**YOUR OBJECTIVE**. Please set down all the lines beneath this one exactly, without the pictures.

----

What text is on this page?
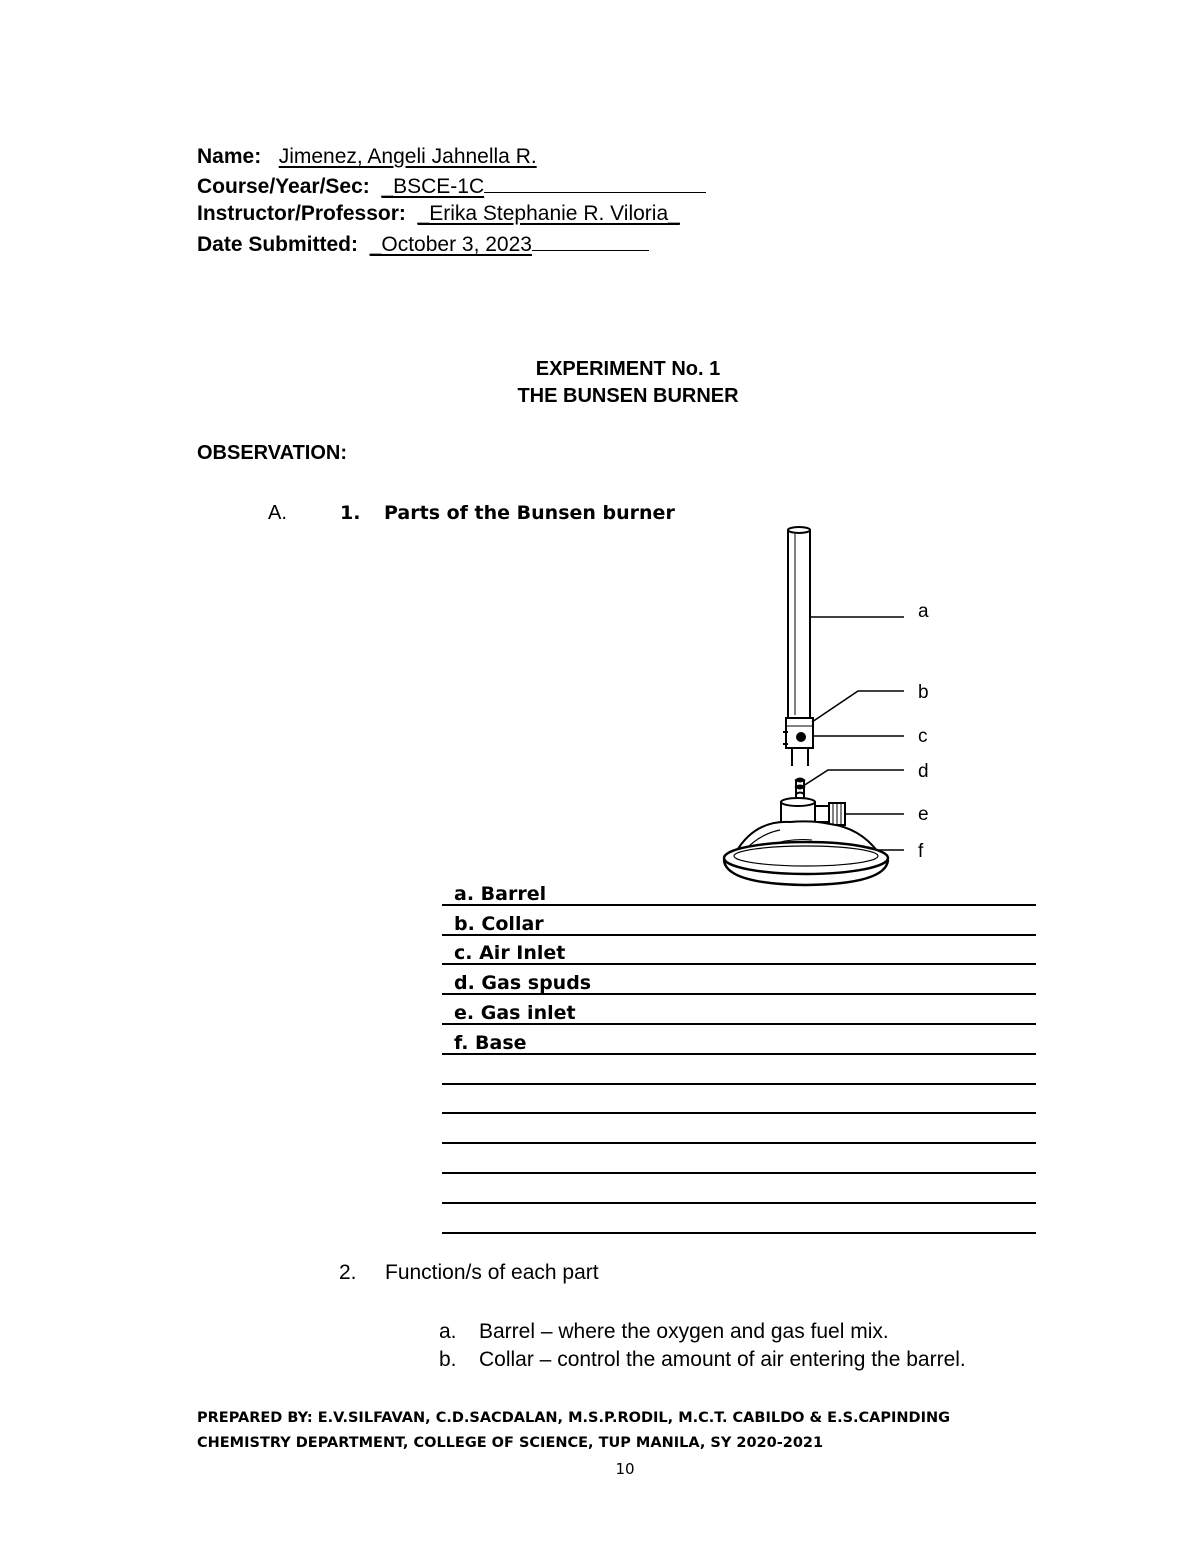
Name: Jimenez, Angeli Jahnella R.
Course/Year/Sec: _BSCE-1C
Instructor/Professor: _Erika Stephanie R. Viloria_
Date Submitted: _October 3, 2023
EXPERIMENT No. 1
THE BUNSEN BURNER
OBSERVATION:
A.	1. Parts of the Bunsen burner
a
b
c
d
e
f
a. Barrel
b. Collar
c. Air Inlet
d. Gas spuds
e. Gas inlet
f. Base
2. Function/s of each part
a. Barrel – where the oxygen and gas fuel mix.
b. Collar – control the amount of air entering the barrel.
PREPARED BY: E.V.SILFAVAN, C.D.SACDALAN, M.S.P.RODIL, M.C.T. CABILDO & E.S.CAPINDING CHEMISTRY DEPARTMENT, COLLEGE OF SCIENCE, TUP MANILA, SY 2020-2021
10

----

**SOLUTION TO THIS TASK**.
What text is on this page?
Name: Jimenez, Angeli Jahnella R.
Course/Year/Sec: _BSCE-1C
Instructor/Professor: _Erika Stephanie R. Viloria_
Date Submitted: _October 3, 2023
EXPERIMENT No. 1
THE BUNSEN BURNER
OBSERVATION:
A.	1. Parts of the Bunsen burner
a
b
c
d
e
f
a. Barrel
b. Collar
c. Air Inlet
d. Gas spuds
e. Gas inlet
f. Base
2. Function/s of each part
a. Barrel – where the oxygen and gas fuel mix.
b. Collar – control the amount of air entering the barrel.
PREPARED BY: E.V.SILFAVAN, C.D.SACDALAN, M.S.P.RODIL, M.C.T. CABILDO & E.S.CAPINDING CHEMISTRY DEPARTMENT, COLLEGE OF SCIENCE, TUP MANILA, SY 2020-2021
10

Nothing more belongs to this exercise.